-- begin INPUT DATA --

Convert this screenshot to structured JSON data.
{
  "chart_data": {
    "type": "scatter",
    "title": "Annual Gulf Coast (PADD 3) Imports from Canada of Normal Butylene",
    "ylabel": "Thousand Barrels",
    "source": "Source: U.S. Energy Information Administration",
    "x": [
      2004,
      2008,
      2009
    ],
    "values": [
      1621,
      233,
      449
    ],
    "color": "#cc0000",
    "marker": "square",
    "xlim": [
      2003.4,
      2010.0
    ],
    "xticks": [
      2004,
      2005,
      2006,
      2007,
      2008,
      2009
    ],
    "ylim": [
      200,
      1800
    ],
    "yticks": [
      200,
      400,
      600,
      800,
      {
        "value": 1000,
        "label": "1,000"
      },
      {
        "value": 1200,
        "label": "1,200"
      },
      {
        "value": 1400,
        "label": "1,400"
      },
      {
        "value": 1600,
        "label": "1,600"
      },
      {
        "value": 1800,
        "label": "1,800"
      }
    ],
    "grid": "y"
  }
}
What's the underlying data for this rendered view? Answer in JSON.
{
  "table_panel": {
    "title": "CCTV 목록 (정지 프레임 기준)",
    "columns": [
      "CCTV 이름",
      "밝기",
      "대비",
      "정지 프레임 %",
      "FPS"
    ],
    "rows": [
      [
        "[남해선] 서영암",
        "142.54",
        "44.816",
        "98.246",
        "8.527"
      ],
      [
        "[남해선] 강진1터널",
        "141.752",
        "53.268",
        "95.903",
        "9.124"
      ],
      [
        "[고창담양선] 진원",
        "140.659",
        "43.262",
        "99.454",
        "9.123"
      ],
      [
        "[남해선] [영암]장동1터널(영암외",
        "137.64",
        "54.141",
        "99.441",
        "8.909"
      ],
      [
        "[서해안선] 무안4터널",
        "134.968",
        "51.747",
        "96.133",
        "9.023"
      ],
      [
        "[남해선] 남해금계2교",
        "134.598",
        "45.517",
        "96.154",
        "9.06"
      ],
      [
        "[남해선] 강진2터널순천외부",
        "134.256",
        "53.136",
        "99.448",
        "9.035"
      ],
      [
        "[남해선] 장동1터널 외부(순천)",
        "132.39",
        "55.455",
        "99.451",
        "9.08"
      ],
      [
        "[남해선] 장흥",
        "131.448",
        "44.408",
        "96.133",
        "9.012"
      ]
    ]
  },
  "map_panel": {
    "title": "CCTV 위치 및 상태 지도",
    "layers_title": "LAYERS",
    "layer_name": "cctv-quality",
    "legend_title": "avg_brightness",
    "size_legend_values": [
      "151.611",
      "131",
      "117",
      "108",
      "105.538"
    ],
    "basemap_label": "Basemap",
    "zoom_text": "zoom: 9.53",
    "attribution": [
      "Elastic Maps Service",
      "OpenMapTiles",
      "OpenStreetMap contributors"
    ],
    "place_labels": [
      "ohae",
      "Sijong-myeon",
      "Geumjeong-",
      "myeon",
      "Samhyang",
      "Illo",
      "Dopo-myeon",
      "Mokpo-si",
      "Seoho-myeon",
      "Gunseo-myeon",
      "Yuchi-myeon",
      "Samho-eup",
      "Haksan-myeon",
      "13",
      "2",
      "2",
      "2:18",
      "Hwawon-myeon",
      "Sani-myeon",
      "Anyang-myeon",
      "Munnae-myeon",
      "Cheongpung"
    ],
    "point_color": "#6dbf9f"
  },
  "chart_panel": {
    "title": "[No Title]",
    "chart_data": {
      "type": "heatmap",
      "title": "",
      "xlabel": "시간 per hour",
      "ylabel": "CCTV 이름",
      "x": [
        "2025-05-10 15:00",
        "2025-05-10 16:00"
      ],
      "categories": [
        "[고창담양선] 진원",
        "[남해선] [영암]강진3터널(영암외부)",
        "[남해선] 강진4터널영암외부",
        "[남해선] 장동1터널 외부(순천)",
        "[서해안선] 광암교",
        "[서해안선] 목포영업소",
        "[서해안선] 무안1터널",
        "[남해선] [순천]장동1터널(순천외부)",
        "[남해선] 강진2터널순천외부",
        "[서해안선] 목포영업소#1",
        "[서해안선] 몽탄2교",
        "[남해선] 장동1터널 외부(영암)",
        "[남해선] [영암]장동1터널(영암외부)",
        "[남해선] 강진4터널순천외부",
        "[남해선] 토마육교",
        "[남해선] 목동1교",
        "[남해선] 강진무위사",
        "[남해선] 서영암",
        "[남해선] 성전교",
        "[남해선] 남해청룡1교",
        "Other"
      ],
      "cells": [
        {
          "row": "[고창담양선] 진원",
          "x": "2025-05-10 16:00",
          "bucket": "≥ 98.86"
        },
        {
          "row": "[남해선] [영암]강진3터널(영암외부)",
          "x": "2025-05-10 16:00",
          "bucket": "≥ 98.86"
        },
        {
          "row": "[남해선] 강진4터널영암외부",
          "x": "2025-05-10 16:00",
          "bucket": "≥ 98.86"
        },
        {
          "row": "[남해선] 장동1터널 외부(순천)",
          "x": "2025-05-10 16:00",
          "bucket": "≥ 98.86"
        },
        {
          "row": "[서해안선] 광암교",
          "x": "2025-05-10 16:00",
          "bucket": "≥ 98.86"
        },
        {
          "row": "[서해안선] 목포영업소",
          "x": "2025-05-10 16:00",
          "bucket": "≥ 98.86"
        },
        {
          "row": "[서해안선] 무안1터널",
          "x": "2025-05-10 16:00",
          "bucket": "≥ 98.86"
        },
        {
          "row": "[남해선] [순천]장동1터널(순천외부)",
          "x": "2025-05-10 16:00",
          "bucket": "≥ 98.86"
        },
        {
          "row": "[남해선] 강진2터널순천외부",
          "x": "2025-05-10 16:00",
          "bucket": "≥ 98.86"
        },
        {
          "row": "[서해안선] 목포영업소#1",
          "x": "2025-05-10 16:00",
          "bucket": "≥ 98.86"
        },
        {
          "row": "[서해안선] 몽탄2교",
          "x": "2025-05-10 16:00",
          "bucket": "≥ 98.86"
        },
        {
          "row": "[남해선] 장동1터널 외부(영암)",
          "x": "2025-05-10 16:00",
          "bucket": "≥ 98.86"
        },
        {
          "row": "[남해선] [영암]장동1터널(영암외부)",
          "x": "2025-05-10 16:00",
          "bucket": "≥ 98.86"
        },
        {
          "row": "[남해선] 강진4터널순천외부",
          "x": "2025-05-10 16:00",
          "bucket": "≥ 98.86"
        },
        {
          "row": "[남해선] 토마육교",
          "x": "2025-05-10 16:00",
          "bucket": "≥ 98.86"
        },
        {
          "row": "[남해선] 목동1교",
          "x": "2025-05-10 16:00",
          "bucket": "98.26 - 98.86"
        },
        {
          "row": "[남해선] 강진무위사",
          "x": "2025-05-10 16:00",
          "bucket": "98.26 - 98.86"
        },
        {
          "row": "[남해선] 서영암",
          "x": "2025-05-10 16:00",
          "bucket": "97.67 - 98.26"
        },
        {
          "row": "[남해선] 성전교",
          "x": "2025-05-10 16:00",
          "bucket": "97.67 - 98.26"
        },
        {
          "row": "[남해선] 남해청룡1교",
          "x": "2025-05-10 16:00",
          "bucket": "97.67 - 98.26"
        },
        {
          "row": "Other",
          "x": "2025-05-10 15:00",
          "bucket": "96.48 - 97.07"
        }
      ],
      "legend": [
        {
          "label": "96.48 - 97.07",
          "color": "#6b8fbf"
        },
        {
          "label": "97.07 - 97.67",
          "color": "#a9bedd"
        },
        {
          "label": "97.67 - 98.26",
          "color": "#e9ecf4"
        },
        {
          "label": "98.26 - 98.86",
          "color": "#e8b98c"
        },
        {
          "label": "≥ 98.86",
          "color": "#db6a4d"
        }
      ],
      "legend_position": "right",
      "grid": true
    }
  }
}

-- end INPUT DATA --

THE PROBLEM
Transcribe each record exactly. Leave nothing out.

TASK SOLUTION
Convert this screenshot to structured JSON data.
{
  "chart_data": {
    "type": "scatter",
    "title": "Annual Gulf Coast (PADD 3) Imports from Canada of Normal Butylene",
    "ylabel": "Thousand Barrels",
    "source": "Source: U.S. Energy Information Administration",
    "x": [
      2004,
      2008,
      2009
    ],
    "values": [
      1621,
      233,
      449
    ],
    "color": "#cc0000",
    "marker": "square",
    "xlim": [
      2003.4,
      2010.0
    ],
    "xticks": [
      2004,
      2005,
      2006,
      2007,
      2008,
      2009
    ],
    "ylim": [
      200,
      1800
    ],
    "yticks": [
      200,
      400,
      600,
      800,
      {
        "value": 1000,
        "label": "1,000"
      },
      {
        "value": 1200,
        "label": "1,200"
      },
      {
        "value": 1400,
        "label": "1,400"
      },
      {
        "value": 1600,
        "label": "1,600"
      },
      {
        "value": 1800,
        "label": "1,800"
      }
    ],
    "grid": "y"
  }
}
What's the underlying data for this rendered view? Answer in JSON.
{
  "table_panel": {
    "title": "CCTV 목록 (정지 프레임 기준)",
    "columns": [
      "CCTV 이름",
      "밝기",
      "대비",
      "정지 프레임 %",
      "FPS"
    ],
    "rows": [
      [
        "[남해선] 서영암",
        "142.54",
        "44.816",
        "98.246",
        "8.527"
      ],
      [
        "[남해선] 강진1터널",
        "141.752",
        "53.268",
        "95.903",
        "9.124"
      ],
      [
        "[고창담양선] 진원",
        "140.659",
        "43.262",
        "99.454",
        "9.123"
      ],
      [
        "[남해선] [영암]장동1터널(영암외",
        "137.64",
        "54.141",
        "99.441",
        "8.909"
      ],
      [
        "[서해안선] 무안4터널",
        "134.968",
        "51.747",
        "96.133",
        "9.023"
      ],
      [
        "[남해선] 남해금계2교",
        "134.598",
        "45.517",
        "96.154",
        "9.06"
      ],
      [
        "[남해선] 강진2터널순천외부",
        "134.256",
        "53.136",
        "99.448",
        "9.035"
      ],
      [
        "[남해선] 장동1터널 외부(순천)",
        "132.39",
        "55.455",
        "99.451",
        "9.08"
      ],
      [
        "[남해선] 장흥",
        "131.448",
        "44.408",
        "96.133",
        "9.012"
      ]
    ]
  },
  "map_panel": {
    "title": "CCTV 위치 및 상태 지도",
    "layers_title": "LAYERS",
    "layer_name": "cctv-quality",
    "legend_title": "avg_brightness",
    "size_legend_values": [
      "151.611",
      "131",
      "117",
      "108",
      "105.538"
    ],
    "basemap_label": "Basemap",
    "zoom_text": "zoom: 9.53",
    "attribution": [
      "Elastic Maps Service",
      "OpenMapTiles",
      "OpenStreetMap contributors"
    ],
    "place_labels": [
      "ohae",
      "Sijong-myeon",
      "Geumjeong-",
      "myeon",
      "Samhyang",
      "Illo",
      "Dopo-myeon",
      "Mokpo-si",
      "Seoho-myeon",
      "Gunseo-myeon",
      "Yuchi-myeon",
      "Samho-eup",
      "Haksan-myeon",
      "13",
      "2",
      "2",
      "2:18",
      "Hwawon-myeon",
      "Sani-myeon",
      "Anyang-myeon",
      "Munnae-myeon",
      "Cheongpung"
    ],
    "point_color": "#6dbf9f"
  },
  "chart_panel": {
    "title": "[No Title]",
    "chart_data": {
      "type": "heatmap",
      "title": "",
      "xlabel": "시간 per hour",
      "ylabel": "CCTV 이름",
      "x": [
        "2025-05-10 15:00",
        "2025-05-10 16:00"
      ],
      "categories": [
        "[고창담양선] 진원",
        "[남해선] [영암]강진3터널(영암외부)",
        "[남해선] 강진4터널영암외부",
        "[남해선] 장동1터널 외부(순천)",
        "[서해안선] 광암교",
        "[서해안선] 목포영업소",
        "[서해안선] 무안1터널",
        "[남해선] [순천]장동1터널(순천외부)",
        "[남해선] 강진2터널순천외부",
        "[서해안선] 목포영업소#1",
        "[서해안선] 몽탄2교",
        "[남해선] 장동1터널 외부(영암)",
        "[남해선] [영암]장동1터널(영암외부)",
        "[남해선] 강진4터널순천외부",
        "[남해선] 토마육교",
        "[남해선] 목동1교",
        "[남해선] 강진무위사",
        "[남해선] 서영암",
        "[남해선] 성전교",
        "[남해선] 남해청룡1교",
        "Other"
      ],
      "cells": [
        {
          "row": "[고창담양선] 진원",
          "x": "2025-05-10 16:00",
          "bucket": "≥ 98.86"
        },
        {
          "row": "[남해선] [영암]강진3터널(영암외부)",
          "x": "2025-05-10 16:00",
          "bucket": "≥ 98.86"
        },
        {
          "row": "[남해선] 강진4터널영암외부",
          "x": "2025-05-10 16:00",
          "bucket": "≥ 98.86"
        },
        {
          "row": "[남해선] 장동1터널 외부(순천)",
          "x": "2025-05-10 16:00",
          "bucket": "≥ 98.86"
        },
        {
          "row": "[서해안선] 광암교",
          "x": "2025-05-10 16:00",
          "bucket": "≥ 98.86"
        },
        {
          "row": "[서해안선] 목포영업소",
          "x": "2025-05-10 16:00",
          "bucket": "≥ 98.86"
        },
        {
          "row": "[서해안선] 무안1터널",
          "x": "2025-05-10 16:00",
          "bucket": "≥ 98.86"
        },
        {
          "row": "[남해선] [순천]장동1터널(순천외부)",
          "x": "2025-05-10 16:00",
          "bucket": "≥ 98.86"
        },
        {
          "row": "[남해선] 강진2터널순천외부",
          "x": "2025-05-10 16:00",
          "bucket": "≥ 98.86"
        },
        {
          "row": "[서해안선] 목포영업소#1",
          "x": "2025-05-10 16:00",
          "bucket": "≥ 98.86"
        },
        {
          "row": "[서해안선] 몽탄2교",
          "x": "2025-05-10 16:00",
          "bucket": "≥ 98.86"
        },
        {
          "row": "[남해선] 장동1터널 외부(영암)",
          "x": "2025-05-10 16:00",
          "bucket": "≥ 98.86"
        },
        {
          "row": "[남해선] [영암]장동1터널(영암외부)",
          "x": "2025-05-10 16:00",
          "bucket": "≥ 98.86"
        },
        {
          "row": "[남해선] 강진4터널순천외부",
          "x": "2025-05-10 16:00",
          "bucket": "≥ 98.86"
        },
        {
          "row": "[남해선] 토마육교",
          "x": "2025-05-10 16:00",
          "bucket": "≥ 98.86"
        },
        {
          "row": "[남해선] 목동1교",
          "x": "2025-05-10 16:00",
          "bucket": "98.26 - 98.86"
        },
        {
          "row": "[남해선] 강진무위사",
          "x": "2025-05-10 16:00",
          "bucket": "98.26 - 98.86"
        },
        {
          "row": "[남해선] 서영암",
          "x": "2025-05-10 16:00",
          "bucket": "97.67 - 98.26"
        },
        {
          "row": "[남해선] 성전교",
          "x": "2025-05-10 16:00",
          "bucket": "97.67 - 98.26"
        },
        {
          "row": "[남해선] 남해청룡1교",
          "x": "2025-05-10 16:00",
          "bucket": "97.67 - 98.26"
        },
        {
          "row": "Other",
          "x": "2025-05-10 15:00",
          "bucket": "96.48 - 97.07"
        }
      ],
      "legend": [
        {
          "label": "96.48 - 97.07",
          "color": "#6b8fbf"
        },
        {
          "label": "97.07 - 97.67",
          "color": "#a9bedd"
        },
        {
          "label": "97.67 - 98.26",
          "color": "#e9ecf4"
        },
        {
          "label": "98.26 - 98.86",
          "color": "#e8b98c"
        },
        {
          "label": "≥ 98.86",
          "color": "#db6a4d"
        }
      ],
      "legend_position": "right",
      "grid": true
    }
  }
}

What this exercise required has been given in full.